> **Task details**
Extract every line below, verbatim.
* BEGIN *
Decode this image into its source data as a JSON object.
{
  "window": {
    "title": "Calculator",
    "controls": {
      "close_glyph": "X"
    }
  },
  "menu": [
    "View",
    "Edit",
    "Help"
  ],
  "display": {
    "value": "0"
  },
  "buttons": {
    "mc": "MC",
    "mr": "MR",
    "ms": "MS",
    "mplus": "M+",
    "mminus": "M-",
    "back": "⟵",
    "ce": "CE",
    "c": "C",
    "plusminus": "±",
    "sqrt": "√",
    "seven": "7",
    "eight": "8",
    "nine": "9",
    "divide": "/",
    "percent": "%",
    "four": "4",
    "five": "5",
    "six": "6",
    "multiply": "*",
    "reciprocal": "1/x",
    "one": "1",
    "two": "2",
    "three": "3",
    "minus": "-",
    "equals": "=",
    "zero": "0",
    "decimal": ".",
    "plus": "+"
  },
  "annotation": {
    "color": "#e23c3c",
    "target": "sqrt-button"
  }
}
* END *
> **Solution to this problem**
Decode this image into its source data as a JSON object.
{
  "window": {
    "title": "Calculator",
    "controls": {
      "close_glyph": "X"
    }
  },
  "menu": [
    "View",
    "Edit",
    "Help"
  ],
  "display": {
    "value": "0"
  },
  "buttons": {
    "mc": "MC",
    "mr": "MR",
    "ms": "MS",
    "mplus": "M+",
    "mminus": "M-",
    "back": "⟵",
    "ce": "CE",
    "c": "C",
    "plusminus": "±",
    "sqrt": "√",
    "seven": "7",
    "eight": "8",
    "nine": "9",
    "divide": "/",
    "percent": "%",
    "four": "4",
    "five": "5",
    "six": "6",
    "multiply": "*",
    "reciprocal": "1/x",
    "one": "1",
    "two": "2",
    "three": "3",
    "minus": "-",
    "equals": "=",
    "zero": "0",
    "decimal": ".",
    "plus": "+"
  },
  "annotation": {
    "color": "#e23c3c",
    "target": "sqrt-button"
  }
}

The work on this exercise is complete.